---------- Given information
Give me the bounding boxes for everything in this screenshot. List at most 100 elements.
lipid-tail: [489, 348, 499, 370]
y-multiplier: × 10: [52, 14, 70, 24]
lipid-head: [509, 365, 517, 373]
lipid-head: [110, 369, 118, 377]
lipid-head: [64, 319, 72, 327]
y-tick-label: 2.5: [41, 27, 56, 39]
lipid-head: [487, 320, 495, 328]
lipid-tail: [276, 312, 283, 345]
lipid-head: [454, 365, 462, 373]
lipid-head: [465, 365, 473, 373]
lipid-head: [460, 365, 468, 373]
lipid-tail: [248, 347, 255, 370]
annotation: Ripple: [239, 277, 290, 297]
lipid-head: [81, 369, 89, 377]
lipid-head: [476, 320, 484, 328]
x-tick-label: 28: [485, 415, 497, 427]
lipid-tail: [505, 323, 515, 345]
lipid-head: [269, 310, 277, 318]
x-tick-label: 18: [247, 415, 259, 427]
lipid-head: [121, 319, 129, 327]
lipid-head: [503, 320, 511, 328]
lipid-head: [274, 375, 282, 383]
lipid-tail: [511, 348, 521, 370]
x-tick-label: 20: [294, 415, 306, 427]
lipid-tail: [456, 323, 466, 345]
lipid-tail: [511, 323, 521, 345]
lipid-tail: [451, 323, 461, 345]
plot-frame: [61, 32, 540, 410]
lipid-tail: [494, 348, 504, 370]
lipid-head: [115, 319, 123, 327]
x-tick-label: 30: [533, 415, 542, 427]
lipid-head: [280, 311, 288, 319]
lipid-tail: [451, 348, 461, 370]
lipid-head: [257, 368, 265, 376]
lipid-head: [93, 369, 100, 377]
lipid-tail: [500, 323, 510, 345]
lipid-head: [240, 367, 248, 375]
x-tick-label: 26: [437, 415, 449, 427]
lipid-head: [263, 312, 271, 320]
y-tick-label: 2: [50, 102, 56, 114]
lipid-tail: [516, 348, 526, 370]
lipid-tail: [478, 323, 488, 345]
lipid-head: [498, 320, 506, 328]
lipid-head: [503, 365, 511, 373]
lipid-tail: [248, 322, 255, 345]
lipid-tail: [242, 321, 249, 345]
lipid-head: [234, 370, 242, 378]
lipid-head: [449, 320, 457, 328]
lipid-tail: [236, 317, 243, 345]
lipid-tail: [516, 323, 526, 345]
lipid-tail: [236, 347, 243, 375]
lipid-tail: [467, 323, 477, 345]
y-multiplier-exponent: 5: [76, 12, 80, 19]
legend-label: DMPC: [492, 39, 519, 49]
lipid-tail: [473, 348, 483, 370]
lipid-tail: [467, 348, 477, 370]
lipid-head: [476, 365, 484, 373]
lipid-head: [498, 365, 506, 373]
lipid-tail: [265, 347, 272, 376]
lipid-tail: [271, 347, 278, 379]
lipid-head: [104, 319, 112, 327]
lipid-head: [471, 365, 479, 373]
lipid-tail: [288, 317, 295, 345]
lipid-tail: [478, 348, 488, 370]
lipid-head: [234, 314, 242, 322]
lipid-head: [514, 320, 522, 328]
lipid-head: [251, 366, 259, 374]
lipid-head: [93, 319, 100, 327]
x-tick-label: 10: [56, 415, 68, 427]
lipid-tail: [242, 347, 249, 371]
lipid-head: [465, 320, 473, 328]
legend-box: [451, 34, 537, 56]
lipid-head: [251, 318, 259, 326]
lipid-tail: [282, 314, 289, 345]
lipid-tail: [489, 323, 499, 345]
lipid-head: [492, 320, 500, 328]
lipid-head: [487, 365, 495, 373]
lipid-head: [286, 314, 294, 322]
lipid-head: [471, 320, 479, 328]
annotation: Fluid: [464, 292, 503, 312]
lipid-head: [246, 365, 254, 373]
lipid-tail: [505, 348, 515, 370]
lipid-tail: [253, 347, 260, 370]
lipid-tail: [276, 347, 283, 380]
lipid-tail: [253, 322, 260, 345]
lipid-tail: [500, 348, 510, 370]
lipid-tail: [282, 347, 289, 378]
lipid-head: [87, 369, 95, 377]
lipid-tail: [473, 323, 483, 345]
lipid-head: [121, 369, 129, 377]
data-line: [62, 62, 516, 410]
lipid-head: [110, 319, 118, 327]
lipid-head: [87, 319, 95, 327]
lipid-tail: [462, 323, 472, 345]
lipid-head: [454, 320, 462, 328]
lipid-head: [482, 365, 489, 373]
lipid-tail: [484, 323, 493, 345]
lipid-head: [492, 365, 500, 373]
--------------------
■ Stated goal ■
Show every line of the listing above that contains the string "legend", matching case exactly.

■ Finished exercise ■
legend-label: DMPC: [492, 39, 519, 49]
legend-box: [451, 34, 537, 56]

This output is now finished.